Exhibit B
VOTING AGREEMENT
THIS VOTING AGREEMENT (this "Agreement") is made and entered into as of the
17th day of January, 2004 (the "Effective Date"), by and between MJG-IV LIMITED
PARTNERSHIP, a New York limited partnership ("MJG-IV") and Xxxxx X. Xxxxxxx (the
"Proxy Holder"). In consideration of the agreements and mutual covenants set
forth herein, the parties agree as follows:
1. Appointment of Proxy Holder. MJG-IV hereby grants to the Proxy Holder,
simultaneously with the execution of this Agreement, its proxy, with full power
of substitution, and grants the Proxy Holder complete control over all rights to
vote or consent (including rights to be present or absent for quorum purposes)
with respect to the 480,000 shares (the "Shares") of common stock of Xxxxx
Interactive Corporation (the "Company") that MJG-IV is purchasing from the Proxy
Holder in accordance with the terms of that certain Stock Option Agreement dated
December 4, 2003, between Xxxxx X. Xxxxxxx and M4E, L.L.C., of which the rights
of M4E, L.L.C. thereunder were assigned to MJG-IV.
2. Irrevocable Proxy.

◆ DATA
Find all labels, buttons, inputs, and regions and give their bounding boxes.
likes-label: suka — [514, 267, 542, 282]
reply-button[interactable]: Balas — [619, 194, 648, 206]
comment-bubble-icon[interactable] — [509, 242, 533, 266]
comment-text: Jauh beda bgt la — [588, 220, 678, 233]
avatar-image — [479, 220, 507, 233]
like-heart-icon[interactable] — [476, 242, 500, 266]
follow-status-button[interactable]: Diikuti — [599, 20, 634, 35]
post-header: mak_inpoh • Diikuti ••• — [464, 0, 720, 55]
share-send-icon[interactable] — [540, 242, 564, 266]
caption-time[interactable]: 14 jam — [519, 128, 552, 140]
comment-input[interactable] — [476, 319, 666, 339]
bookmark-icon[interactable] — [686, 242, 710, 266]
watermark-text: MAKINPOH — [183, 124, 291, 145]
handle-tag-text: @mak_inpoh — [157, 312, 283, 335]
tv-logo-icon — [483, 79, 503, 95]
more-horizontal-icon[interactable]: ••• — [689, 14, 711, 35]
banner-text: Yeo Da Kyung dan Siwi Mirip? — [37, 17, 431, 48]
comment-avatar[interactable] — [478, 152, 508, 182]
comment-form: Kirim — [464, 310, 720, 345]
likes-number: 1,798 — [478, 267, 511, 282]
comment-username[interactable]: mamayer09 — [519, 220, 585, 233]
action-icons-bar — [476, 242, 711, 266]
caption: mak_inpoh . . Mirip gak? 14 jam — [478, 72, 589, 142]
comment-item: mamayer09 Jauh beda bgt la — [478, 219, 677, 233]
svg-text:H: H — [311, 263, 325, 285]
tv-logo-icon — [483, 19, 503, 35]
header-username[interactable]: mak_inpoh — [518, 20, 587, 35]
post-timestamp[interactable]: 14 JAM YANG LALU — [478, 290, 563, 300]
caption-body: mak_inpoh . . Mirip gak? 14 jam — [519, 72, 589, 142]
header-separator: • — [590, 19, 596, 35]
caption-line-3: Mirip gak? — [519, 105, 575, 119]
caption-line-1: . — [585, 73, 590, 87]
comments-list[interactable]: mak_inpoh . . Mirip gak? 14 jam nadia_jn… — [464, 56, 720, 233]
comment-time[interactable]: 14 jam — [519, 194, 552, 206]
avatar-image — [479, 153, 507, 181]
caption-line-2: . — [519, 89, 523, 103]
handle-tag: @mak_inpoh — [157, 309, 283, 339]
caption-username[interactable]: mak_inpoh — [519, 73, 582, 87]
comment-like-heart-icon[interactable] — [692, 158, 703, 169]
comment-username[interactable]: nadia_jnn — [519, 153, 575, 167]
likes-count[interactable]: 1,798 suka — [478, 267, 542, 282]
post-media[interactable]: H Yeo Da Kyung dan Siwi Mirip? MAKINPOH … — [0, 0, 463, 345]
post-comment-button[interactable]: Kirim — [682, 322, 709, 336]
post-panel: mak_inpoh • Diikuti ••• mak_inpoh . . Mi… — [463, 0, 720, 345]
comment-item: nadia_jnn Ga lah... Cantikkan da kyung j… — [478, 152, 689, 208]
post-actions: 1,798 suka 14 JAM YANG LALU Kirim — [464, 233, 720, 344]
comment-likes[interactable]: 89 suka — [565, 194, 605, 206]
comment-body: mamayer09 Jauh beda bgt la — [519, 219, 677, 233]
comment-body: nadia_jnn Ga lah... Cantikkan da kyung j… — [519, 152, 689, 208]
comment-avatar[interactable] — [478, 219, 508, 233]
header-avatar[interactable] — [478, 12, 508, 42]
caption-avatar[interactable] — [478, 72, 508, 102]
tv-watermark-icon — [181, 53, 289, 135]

◆ WHAT TO WORK ON
(a) Answer these questions using the voting agreement:
(i) On what date is the agreement made and entered into?
(ii) How many shares of common stock does the proxy cover?
(iii) What is the date of the Stock Option Agreement under which MJG-IV is purchasing the shares?
(b) Proceed with the voting agreement, picking up from its final line, "2. Irrevocable Proxy."
The items play no part in what comes next.

◆ RESPONSES IN ORDER
(a)
(i) The 17th day of January, 2004.
(ii) 480,000 shares.
(iii) December 4, 2003.

(b)
(a) The irrevocable proxy created hereby shall expire on January 16, 2007,
or upon the Proxy Holder's death, if earlier, and throughout such period the
Proxy Holder shall have the exclusive right to vote the Shares or to give
written consents in lieu of voting thereon, subject to any limitation on the
right to vote contained in the certificate of incorporation of the Company, or
other certificate filed pursuant to law, in person or by proxy, at all meetings
of the stockholders of the Company, and in all proceedings wherein the vote or
written consent of stockholders may be required or authorized by law, subject to
such instructions as are contained in this Agreement. (b) The Proxy Holder may,
in his sole and absolute discretion, terminate this Agreement on thirty (30)
days notice.
3. Dividends. Notwithstanding anything to the contrary contained herein, at
all times MJG-IV shall be entitled to receive payments of dividends, if any,
upon their Shares. If any dividend in respect of the Shares is paid, in whole or
in part, in stock of the Company having general voting powers, the Proxy Holder
shall likewise have voting power, subject to the terms of this Agreement, for
stock which is received on account of such dividend.
4. Dissolution of Company. In the event of the dissolution or total or
partial liquidation of the Company, whether voluntary or involuntary, MJG-IV
shall receive the moneys, securities, rights, or property to which the holders
of the capital stock of the Company are entitled.
5. Rights of Proxy Holder.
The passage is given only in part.